*Supplied material:*
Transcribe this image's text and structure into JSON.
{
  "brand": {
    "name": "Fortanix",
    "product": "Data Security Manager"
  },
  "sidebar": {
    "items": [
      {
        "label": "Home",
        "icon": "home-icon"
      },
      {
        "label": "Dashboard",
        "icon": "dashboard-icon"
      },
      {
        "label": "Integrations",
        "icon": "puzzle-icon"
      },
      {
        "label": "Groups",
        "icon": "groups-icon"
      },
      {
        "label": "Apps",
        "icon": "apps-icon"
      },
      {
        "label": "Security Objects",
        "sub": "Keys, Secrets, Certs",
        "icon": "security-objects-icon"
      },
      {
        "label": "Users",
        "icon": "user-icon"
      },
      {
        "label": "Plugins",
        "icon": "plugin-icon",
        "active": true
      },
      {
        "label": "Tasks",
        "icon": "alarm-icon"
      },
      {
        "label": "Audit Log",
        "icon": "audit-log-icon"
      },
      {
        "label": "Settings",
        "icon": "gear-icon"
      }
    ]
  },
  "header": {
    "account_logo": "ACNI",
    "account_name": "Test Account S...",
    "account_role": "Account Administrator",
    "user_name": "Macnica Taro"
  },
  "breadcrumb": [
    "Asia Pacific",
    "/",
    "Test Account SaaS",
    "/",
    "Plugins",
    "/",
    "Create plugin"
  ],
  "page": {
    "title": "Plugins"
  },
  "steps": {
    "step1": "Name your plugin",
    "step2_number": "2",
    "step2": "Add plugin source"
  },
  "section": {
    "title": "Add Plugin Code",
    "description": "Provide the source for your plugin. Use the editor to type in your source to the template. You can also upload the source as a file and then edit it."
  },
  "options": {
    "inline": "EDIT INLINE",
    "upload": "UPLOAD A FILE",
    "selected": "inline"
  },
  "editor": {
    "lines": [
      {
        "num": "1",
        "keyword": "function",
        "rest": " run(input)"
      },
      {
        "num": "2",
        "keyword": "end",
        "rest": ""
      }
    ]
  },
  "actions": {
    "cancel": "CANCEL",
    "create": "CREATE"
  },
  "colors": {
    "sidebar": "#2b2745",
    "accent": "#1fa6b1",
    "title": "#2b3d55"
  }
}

*Task statement:*
Write out every line from the entries where "inline" appears.

*Task response:*
    "inline": "EDIT INLINE",
    "selected": "inline"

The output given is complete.